■ PASSAGE SHOWN:
• • • • •

Proof Procedure

1- Oath :

Oath is a means of proof. If a murder was committed, but without witnesses of the crime, the kith and kin of the murdered could name a murderer but on oath. Fifty oaths had to be sworn in this case. If the accusers were fifty in number, each one of them had to make an oath, and if they were less in number, one could make more than one oath so that the fifty oaths could all be sworn. If fifty persons swore that a certain man was the culprit, this was enough to convict him as murderer. If they failed to make such an oath, the suspected person could make fifty oaths that he had not committed the crime, after which action he had to be acquitted.

Taking oath was practised before the advent of Islam, in the days of Ignorance. When Islam was introduced, the practice was approved and made lawful so that blood shed stopped and crime fought. If the criminal was not named under oath, more killings could have taken place. The Quran states that "whoever is slain unjustly, We have indeed given to his heir authority , but let him not exceed the limit in slaying . Surely he will be helped" [Surat Al-Isra' (The Ascension) 53.] "Authority" here was interpreted by the Prophet Muhammad as "oath" and in more than a saying, the Prophet had sanctioned the oath. When Abdullah Ibn Sahl was found killed in a well, the Prophet Muhammad asked his relatives to name the murderer under oath.

• • • • •

■ RECORD EXTRACTS:

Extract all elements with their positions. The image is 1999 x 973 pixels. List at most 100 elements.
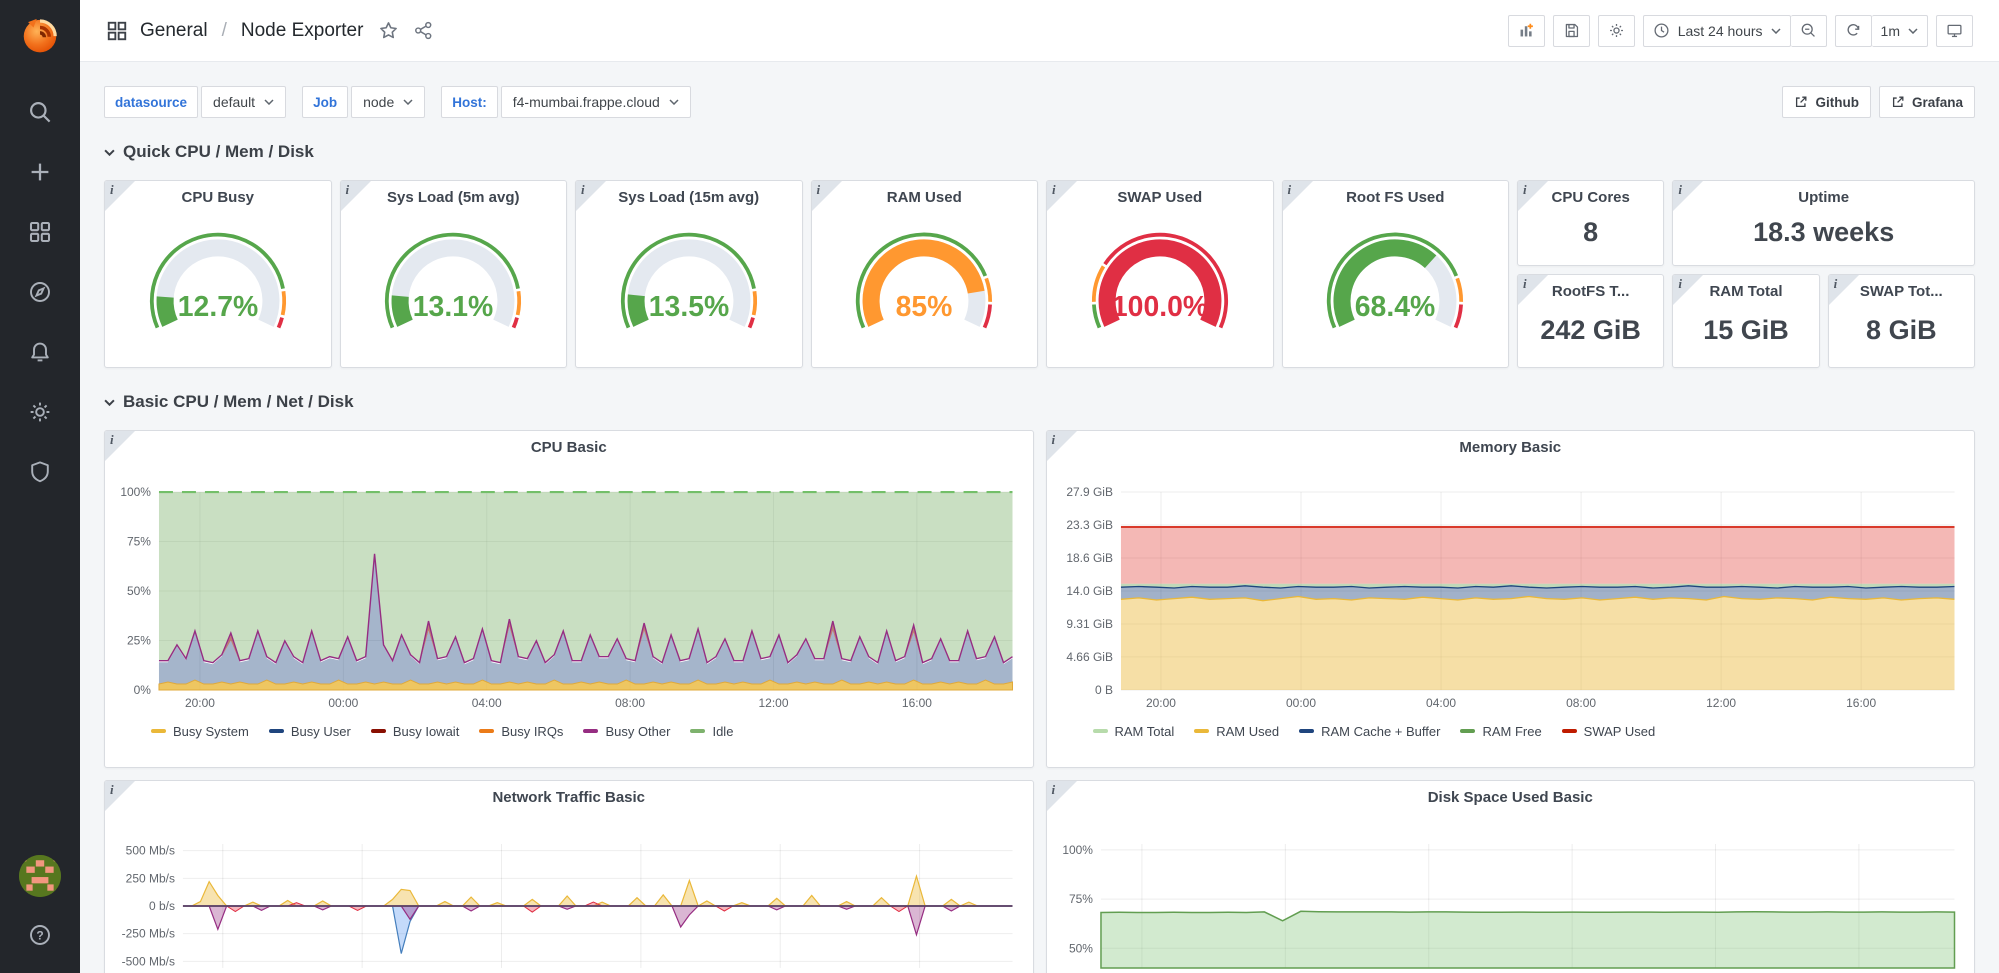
refresh-interval-picker[interactable]: 1m [1872,15,1928,47]
svg-text:14.0 GiB: 14.0 GiB [1066,584,1113,598]
kiosk-mode-button[interactable] [1936,15,1973,47]
variable-label: Host: [441,86,498,118]
memory-basic-chart[interactable]: 0 B4.66 GiB9.31 GiB14.0 GiB18.6 GiB23.3 … [1055,458,1967,712]
info-corner-icon[interactable]: i [1673,275,1703,305]
legend-item[interactable]: Busy IRQs [479,724,563,739]
configuration-gear-icon[interactable] [28,400,52,424]
legend-label: RAM Free [1482,724,1541,739]
variables-bar: datasource default Job node Host: f4-mum… [104,86,1975,118]
legend-label: RAM Cache + Buffer [1321,724,1440,739]
legend-item[interactable]: Busy System [151,724,249,739]
svg-text:00:00: 00:00 [1286,696,1316,710]
avatar[interactable] [19,855,61,897]
save-dashboard-button[interactable] [1553,15,1590,47]
panel-title[interactable]: Disk Space Used Basic [1055,781,1967,808]
svg-text:08:00: 08:00 [615,696,645,710]
svg-text:12.7%: 12.7% [178,291,258,323]
svg-text:0%: 0% [134,683,152,697]
svg-text:13.5%: 13.5% [649,291,729,323]
host-dropdown[interactable]: f4-mumbai.frappe.cloud [501,86,691,118]
sidebar-bottom: ? [19,855,61,973]
legend-item[interactable]: Busy Other [583,724,670,739]
charts-row-1: i CPU Basic 0%25%50%75%100%20:0000:0004:… [104,430,1975,768]
help-icon[interactable]: ? [28,923,52,947]
svg-text:12:00: 12:00 [759,696,789,710]
alerting-bell-icon[interactable] [28,340,52,364]
row-basic-cpu-mem-net-disk[interactable]: Basic CPU / Mem / Net / Disk [104,386,1975,418]
info-corner-icon[interactable]: i [341,181,371,211]
legend-item[interactable]: RAM Cache + Buffer [1299,724,1440,739]
apps-icon [106,20,128,42]
star-icon[interactable] [379,21,398,40]
legend-item[interactable]: Idle [690,724,733,739]
info-corner-icon[interactable]: i [1047,181,1077,211]
panel-title[interactable]: Root FS Used [1283,181,1509,208]
zoom-out-time-button[interactable] [1791,15,1827,47]
info-corner-icon[interactable]: i [1518,275,1548,305]
panel-title[interactable]: SWAP Used [1047,181,1273,208]
gauge: 68.4% [1291,210,1499,352]
panel-title[interactable]: RAM Used [812,181,1038,208]
time-range-picker[interactable]: Last 24 hours [1643,15,1791,47]
info-corner-icon[interactable]: i [1283,181,1313,211]
search-icon[interactable] [28,100,52,124]
info-corner-icon[interactable]: i [1829,275,1859,305]
svg-text:100.0%: 100.0% [1112,291,1208,323]
disk-space-chart[interactable]: 50%75%100% [1055,808,1967,973]
github-link-button[interactable]: Github [1782,86,1871,118]
legend-item[interactable]: RAM Used [1194,724,1279,739]
legend-label: Busy Iowait [393,724,459,739]
legend-label: RAM Total [1115,724,1175,739]
grafana-logo[interactable] [14,8,66,60]
legend-label: Busy Other [605,724,670,739]
network-traffic-chart[interactable]: 500 Mb/s250 Mb/s0 b/s-250 Mb/s-500 Mb/s [113,808,1025,973]
info-corner-icon[interactable]: i [105,431,135,461]
legend-item[interactable]: RAM Free [1460,724,1541,739]
refresh-group: 1m [1835,15,1928,47]
svg-text:0 B: 0 B [1094,683,1112,697]
panel-title[interactable]: Network Traffic Basic [113,781,1025,808]
panel-ram-total: i RAM Total 15 GiB [1672,274,1819,368]
breadcrumb-title[interactable]: Node Exporter [241,20,364,42]
gauge: 12.7% [114,210,322,352]
legend-item[interactable]: Busy Iowait [371,724,459,739]
job-dropdown[interactable]: node [351,86,425,118]
svg-text:18.6 GiB: 18.6 GiB [1066,551,1113,565]
info-corner-icon[interactable]: i [1047,781,1077,811]
info-corner-icon[interactable]: i [105,181,135,211]
info-corner-icon[interactable]: i [105,781,135,811]
info-corner-icon[interactable]: i [1518,181,1548,211]
plus-icon[interactable] [28,160,52,184]
dashboards-apps-icon[interactable] [28,220,52,244]
panel-title[interactable]: Memory Basic [1055,431,1967,458]
grafana-link-button[interactable]: Grafana [1879,86,1975,118]
legend-label: Busy System [173,724,249,739]
info-corner-icon[interactable]: i [1047,431,1077,461]
cpu-basic-chart[interactable]: 0%25%50%75%100%20:0000:0004:0008:0012:00… [113,458,1025,712]
time-range-label: Last 24 hours [1678,23,1763,39]
panel-title[interactable]: Sys Load (5m avg) [341,181,567,208]
legend-item[interactable]: Busy User [269,724,351,739]
row-quick-cpu-mem-disk[interactable]: Quick CPU / Mem / Disk [104,136,1975,168]
panel-title[interactable]: CPU Basic [113,431,1025,458]
refresh-button[interactable] [1835,15,1872,47]
variable-label: Job [302,86,348,118]
legend-item[interactable]: RAM Total [1093,724,1175,739]
info-corner-icon[interactable]: i [576,181,606,211]
panel-title[interactable]: Uptime [1673,181,1974,208]
info-corner-icon[interactable]: i [1673,181,1703,211]
datasource-dropdown[interactable]: default [201,86,286,118]
admin-shield-icon[interactable] [28,460,52,484]
breadcrumb-separator: / [222,20,227,42]
panel-title[interactable]: Sys Load (15m avg) [576,181,802,208]
legend-item[interactable]: SWAP Used [1562,724,1656,739]
dashboard-settings-button[interactable] [1598,15,1635,47]
explore-compass-icon[interactable] [28,280,52,304]
share-icon[interactable] [414,21,433,40]
panel-title[interactable]: CPU Busy [105,181,331,208]
svg-text:23.3 GiB: 23.3 GiB [1066,518,1113,532]
breadcrumb-section[interactable]: General [140,20,208,42]
legend-swatch-icon [690,729,705,733]
add-panel-button[interactable] [1508,15,1545,47]
info-corner-icon[interactable]: i [812,181,842,211]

• • • • •

■ WORK TO DO:
A – Using the passage on oath as proof, decide whether each statement below agrees with it. Answer yes or no for each, and quote the deciding words of the passage.
(i) When a murder had no witnesses, fifty oaths had to be sworn to name the murderer.
(ii) The practice of taking oath began with the coming of Islam.
(iii) If the accusers did not swear, the suspect could swear fifty oaths of innocence and then had to be acquitted.
B – Write out the stretch of the passage on oath as proof from "Taking oath was" through "murderer under oath.", switching "relatives" to "kinsmen".

■ RESPONSE LIST:
A –
(i) Yes: "Fifty oaths had to be sworn in this case."
(ii) No: "Taking oath was practised before the advent of Islam, in the days of Ignorance."
(iii) Yes: "the suspected person could make fifty oaths that he had not committed the crime, after which action he had to be acquitted."

B –
Taking oath was practised before the advent of Islam, in the days of Ignorance. When Islam was introduced, the practice was approved and made lawful so that blood shed stopped and crime fought. If the criminal was not named under oath, more killings could have taken place. The Quran states that "whoever is slain unjustly, We have indeed given to his heir authority , but let him not exceed the limit in slaying . Surely he will be helped" [Surat Al-Isra' (The Ascension) 53.] "Authority" here was interpreted by the Prophet Muhammad as "oath" and in more than a saying, the Prophet had sanctioned the oath. When Abdullah Ibn Sahl was found killed in a well, the Prophet Muhammad asked his kinsmen to name the murderer under oath.